**GIVEN PROBLEM**
Copy each line of the listing below exactly.

**INPUT**
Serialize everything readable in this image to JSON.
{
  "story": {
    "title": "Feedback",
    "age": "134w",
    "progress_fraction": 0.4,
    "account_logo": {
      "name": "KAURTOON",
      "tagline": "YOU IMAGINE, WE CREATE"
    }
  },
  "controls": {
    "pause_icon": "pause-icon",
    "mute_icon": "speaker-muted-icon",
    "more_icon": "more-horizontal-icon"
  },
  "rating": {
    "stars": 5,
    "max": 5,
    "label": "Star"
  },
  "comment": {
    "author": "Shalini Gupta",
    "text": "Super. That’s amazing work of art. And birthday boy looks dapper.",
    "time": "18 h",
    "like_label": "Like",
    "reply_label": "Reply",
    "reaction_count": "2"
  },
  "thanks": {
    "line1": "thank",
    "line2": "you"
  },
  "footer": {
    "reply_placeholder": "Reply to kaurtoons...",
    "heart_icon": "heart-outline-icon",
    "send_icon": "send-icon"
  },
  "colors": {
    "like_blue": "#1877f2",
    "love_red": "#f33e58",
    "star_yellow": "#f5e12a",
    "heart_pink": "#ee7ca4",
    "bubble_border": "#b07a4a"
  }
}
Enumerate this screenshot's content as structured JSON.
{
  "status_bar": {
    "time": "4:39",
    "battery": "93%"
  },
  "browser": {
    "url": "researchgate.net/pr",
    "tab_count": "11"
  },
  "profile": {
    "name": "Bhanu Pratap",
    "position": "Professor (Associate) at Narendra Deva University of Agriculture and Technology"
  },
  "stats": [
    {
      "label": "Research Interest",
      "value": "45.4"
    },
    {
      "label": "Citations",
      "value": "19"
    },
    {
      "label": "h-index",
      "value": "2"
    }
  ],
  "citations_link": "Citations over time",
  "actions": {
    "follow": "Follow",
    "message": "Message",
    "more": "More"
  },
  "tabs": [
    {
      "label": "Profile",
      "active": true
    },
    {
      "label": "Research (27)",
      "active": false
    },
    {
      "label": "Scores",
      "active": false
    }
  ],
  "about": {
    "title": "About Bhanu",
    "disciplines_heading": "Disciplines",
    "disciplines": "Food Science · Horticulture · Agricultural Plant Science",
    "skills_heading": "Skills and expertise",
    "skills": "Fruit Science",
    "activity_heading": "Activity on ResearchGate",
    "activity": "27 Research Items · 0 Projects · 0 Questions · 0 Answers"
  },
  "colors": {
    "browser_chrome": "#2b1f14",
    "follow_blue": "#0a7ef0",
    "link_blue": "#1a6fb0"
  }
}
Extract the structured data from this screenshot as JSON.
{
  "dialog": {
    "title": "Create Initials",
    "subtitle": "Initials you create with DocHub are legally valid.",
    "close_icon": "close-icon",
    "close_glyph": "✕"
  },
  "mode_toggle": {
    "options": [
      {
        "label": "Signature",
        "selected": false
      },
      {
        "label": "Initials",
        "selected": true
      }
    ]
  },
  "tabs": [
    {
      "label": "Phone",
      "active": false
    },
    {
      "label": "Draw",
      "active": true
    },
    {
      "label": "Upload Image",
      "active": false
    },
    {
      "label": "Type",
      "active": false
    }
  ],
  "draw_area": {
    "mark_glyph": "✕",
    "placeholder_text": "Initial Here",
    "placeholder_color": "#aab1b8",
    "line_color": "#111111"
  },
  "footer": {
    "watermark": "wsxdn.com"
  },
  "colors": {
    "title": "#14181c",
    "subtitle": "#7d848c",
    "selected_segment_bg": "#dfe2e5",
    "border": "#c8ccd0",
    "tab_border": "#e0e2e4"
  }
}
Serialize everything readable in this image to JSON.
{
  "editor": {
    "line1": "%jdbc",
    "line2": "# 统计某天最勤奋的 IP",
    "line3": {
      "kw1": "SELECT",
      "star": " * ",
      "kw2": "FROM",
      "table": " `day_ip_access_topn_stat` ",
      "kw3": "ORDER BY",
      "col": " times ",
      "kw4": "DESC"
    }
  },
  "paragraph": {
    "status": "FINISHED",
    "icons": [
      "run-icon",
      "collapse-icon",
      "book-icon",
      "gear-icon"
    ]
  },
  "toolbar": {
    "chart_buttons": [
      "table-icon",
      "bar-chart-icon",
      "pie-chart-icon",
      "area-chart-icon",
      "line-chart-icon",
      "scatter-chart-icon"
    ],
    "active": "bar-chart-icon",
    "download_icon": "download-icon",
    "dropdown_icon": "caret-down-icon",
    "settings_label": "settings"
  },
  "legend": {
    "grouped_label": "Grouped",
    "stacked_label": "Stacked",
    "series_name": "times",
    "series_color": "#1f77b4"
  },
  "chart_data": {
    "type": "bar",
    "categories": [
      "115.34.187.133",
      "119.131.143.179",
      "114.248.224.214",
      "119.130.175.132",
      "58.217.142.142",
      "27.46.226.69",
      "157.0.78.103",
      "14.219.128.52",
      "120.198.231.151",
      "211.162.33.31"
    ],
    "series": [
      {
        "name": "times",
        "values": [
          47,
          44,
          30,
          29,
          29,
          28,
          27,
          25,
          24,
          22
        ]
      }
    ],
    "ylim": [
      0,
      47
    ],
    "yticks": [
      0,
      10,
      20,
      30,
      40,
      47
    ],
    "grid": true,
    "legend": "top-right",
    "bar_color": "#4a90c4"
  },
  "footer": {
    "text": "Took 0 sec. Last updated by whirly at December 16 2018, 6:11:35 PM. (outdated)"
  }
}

**SOLVED EXERCISE**
Serialize everything readable in this image to JSON.
{
  "story": {
    "title": "Feedback",
    "age": "134w",
    "progress_fraction": 0.4,
    "account_logo": {
      "name": "KAURTOON",
      "tagline": "YOU IMAGINE, WE CREATE"
    }
  },
  "controls": {
    "pause_icon": "pause-icon",
    "mute_icon": "speaker-muted-icon",
    "more_icon": "more-horizontal-icon"
  },
  "rating": {
    "stars": 5,
    "max": 5,
    "label": "Star"
  },
  "comment": {
    "author": "Shalini Gupta",
    "text": "Super. That’s amazing work of art. And birthday boy looks dapper.",
    "time": "18 h",
    "like_label": "Like",
    "reply_label": "Reply",
    "reaction_count": "2"
  },
  "thanks": {
    "line1": "thank",
    "line2": "you"
  },
  "footer": {
    "reply_placeholder": "Reply to kaurtoons...",
    "heart_icon": "heart-outline-icon",
    "send_icon": "send-icon"
  },
  "colors": {
    "like_blue": "#1877f2",
    "love_red": "#f33e58",
    "star_yellow": "#f5e12a",
    "heart_pink": "#ee7ca4",
    "bubble_border": "#b07a4a"
  }
}
Enumerate this screenshot's content as structured JSON.
{
  "status_bar": {
    "time": "4:39",
    "battery": "93%"
  },
  "browser": {
    "url": "researchgate.net/pr",
    "tab_count": "11"
  },
  "profile": {
    "name": "Bhanu Pratap",
    "position": "Professor (Associate) at Narendra Deva University of Agriculture and Technology"
  },
  "stats": [
    {
      "label": "Research Interest",
      "value": "45.4"
    },
    {
      "label": "Citations",
      "value": "19"
    },
    {
      "label": "h-index",
      "value": "2"
    }
  ],
  "citations_link": "Citations over time",
  "actions": {
    "follow": "Follow",
    "message": "Message",
    "more": "More"
  },
  "tabs": [
    {
      "label": "Profile",
      "active": true
    },
    {
      "label": "Research (27)",
      "active": false
    },
    {
      "label": "Scores",
      "active": false
    }
  ],
  "about": {
    "title": "About Bhanu",
    "disciplines_heading": "Disciplines",
    "disciplines": "Food Science · Horticulture · Agricultural Plant Science",
    "skills_heading": "Skills and expertise",
    "skills": "Fruit Science",
    "activity_heading": "Activity on ResearchGate",
    "activity": "27 Research Items · 0 Projects · 0 Questions · 0 Answers"
  },
  "colors": {
    "browser_chrome": "#2b1f14",
    "follow_blue": "#0a7ef0",
    "link_blue": "#1a6fb0"
  }
}
Extract the structured data from this screenshot as JSON.
{
  "dialog": {
    "title": "Create Initials",
    "subtitle": "Initials you create with DocHub are legally valid.",
    "close_icon": "close-icon",
    "close_glyph": "✕"
  },
  "mode_toggle": {
    "options": [
      {
        "label": "Signature",
        "selected": false
      },
      {
        "label": "Initials",
        "selected": true
      }
    ]
  },
  "tabs": [
    {
      "label": "Phone",
      "active": false
    },
    {
      "label": "Draw",
      "active": true
    },
    {
      "label": "Upload Image",
      "active": false
    },
    {
      "label": "Type",
      "active": false
    }
  ],
  "draw_area": {
    "mark_glyph": "✕",
    "placeholder_text": "Initial Here",
    "placeholder_color": "#aab1b8",
    "line_color": "#111111"
  },
  "footer": {
    "watermark": "wsxdn.com"
  },
  "colors": {
    "title": "#14181c",
    "subtitle": "#7d848c",
    "selected_segment_bg": "#dfe2e5",
    "border": "#c8ccd0",
    "tab_border": "#e0e2e4"
  }
}
Serialize everything readable in this image to JSON.
{
  "editor": {
    "line1": "%jdbc",
    "line2": "# 统计某天最勤奋的 IP",
    "line3": {
      "kw1": "SELECT",
      "star": " * ",
      "kw2": "FROM",
      "table": " `day_ip_access_topn_stat` ",
      "kw3": "ORDER BY",
      "col": " times ",
      "kw4": "DESC"
    }
  },
  "paragraph": {
    "status": "FINISHED",
    "icons": [
      "run-icon",
      "collapse-icon",
      "book-icon",
      "gear-icon"
    ]
  },
  "toolbar": {
    "chart_buttons": [
      "table-icon",
      "bar-chart-icon",
      "pie-chart-icon",
      "area-chart-icon",
      "line-chart-icon",
      "scatter-chart-icon"
    ],
    "active": "bar-chart-icon",
    "download_icon": "download-icon",
    "dropdown_icon": "caret-down-icon",
    "settings_label": "settings"
  },
  "legend": {
    "grouped_label": "Grouped",
    "stacked_label": "Stacked",
    "series_name": "times",
    "series_color": "#1f77b4"
  },
  "chart_data": {
    "type": "bar",
    "categories": [
      "115.34.187.133",
      "119.131.143.179",
      "114.248.224.214",
      "119.130.175.132",
      "58.217.142.142",
      "27.46.226.69",
      "157.0.78.103",
      "14.219.128.52",
      "120.198.231.151",
      "211.162.33.31"
    ],
    "series": [
      {
        "name": "times",
        "values": [
          47,
          44,
          30,
          29,
          29,
          28,
          27,
          25,
          24,
          22
        ]
      }
    ],
    "ylim": [
      0,
      47
    ],
    "yticks": [
      0,
      10,
      20,
      30,
      40,
      47
    ],
    "grid": true,
    "legend": "top-right",
    "bar_color": "#4a90c4"
  },
  "footer": {
    "text": "Took 0 sec. Last updated by whirly at December 16 2018, 6:11:35 PM. (outdated)"
  }
}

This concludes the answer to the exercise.